▸ **Text shown**:
- - -
9 November 2011
Statement by H.E. Mr. Mohammad Khazaee
Permanent Representative of the Islamic Republic of Iran to the United Nations
before the General Assembly on Agenda item 122
“Question of equitable representation on and increase in
the membership of the Security Council and related matters”
(New York, 9 November 2011)
In the Name of God, the Compassionate, the Merciful
Let me begin by expressing our appreciation to you for convening this meeting on such an important issue. I would also like to thank Ambassador Zahir Tanin, the distinguished Permanent Representative of Afghanistan for his tireless efforts in leading the Intergovernmental Negotiations.
While associating my delegation with the statement of the Non Aligned Movement delivered earlier yesterday by the distinguished Ambassador of Egypt, allow me to present a few more points in national capacity as well.
There is a general agreement among Member States on the fact that the Security Council, which was established on the basis of the realities of 1940s, is certainly not responding to the needs, concerns and realities of the world today, and should, therefore, be reformed, both in its working methods and decision–making processes, as well as in its composition and structure. We all know that as it stands today, the Security Council is one of the most anachronistic international bodies that require urgent comprehensive reform in order to correspond to the needs and requirements of the day.
In this respect, we believe the Security Council reform process should not be merely viewed as an opportunity to score maximum national gains. Rather, it should be seen as an indispensable responsibility for all of us, a responsibility and a necessity that is long overdue and that if taken in a way that can garner the widest possible political acceptance by Member States, the whole world community and the United Nations in its entirety would benefit.
Impartiality, transparency, accountability and fairness are key requirements on which the Security Council should base its approach in discharging its Charter-mandated responsibilities. To increase the transparency of its work and improving its working methods, the Council should seriously take into consideration the relevant provisions of the Charter as well as the resolutions which clarify its relationship with the General Assembly and other organs of the United Nations.
The size and the working methods of the Council are the two most important aspects of the Security Council reform. We concur with the view that the composition of the Security Council is not representing the realities of the international community today, and this issue should be thoroughly addressed and resolved in a meaningful reform of the United Nations. The credibility, efficiency and effectiveness of the said body will be strengthened through adequate attention to equitable geographical distribution of its membership. It is noticeable that the current composition of the Security Council is neither regionally balanced nor geopolitically reflective of today’s realities therefore, the new composition should well reflect the realities of today.
- - -
▸ **Available data**:
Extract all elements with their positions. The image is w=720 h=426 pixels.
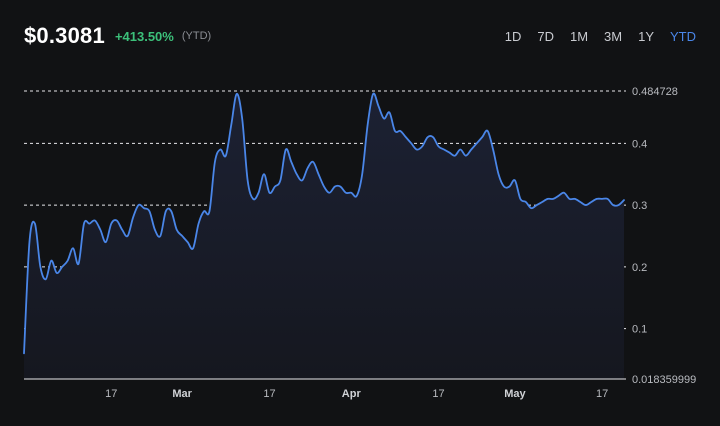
- - -
▸ **Brief 1**: List the qualities that the statement on Security Council reform names as key requirements for the Council's approach to its Charter-mandated responsibilities.
▸ **Brief 2**: Translate this sentence from the statement on Security Council reform into Spanish: "The size and the working methods of the Council are the two most important aspects of the Security Council reform."
▸ **Brief 3**: According to the statement on Security Council reform, why should the Security Council be reformed? Answer in one to three sentences.

▸ **Exercise solution 1**: Impartiality, transparency, accountability, fairness

▸ **Exercise solution 2**: El tamaño y los métodos de trabajo del Consejo son los dos aspectos más importantes de la reforma del Consejo de Seguridad.

▸ **Exercise solution 3**: The Security Council was established on the basis of the realities of the 1940s. It is not responding to the needs, concerns and realities of today's world. It should therefore be reformed in its working methods and decision-making processes and in its composition and structure.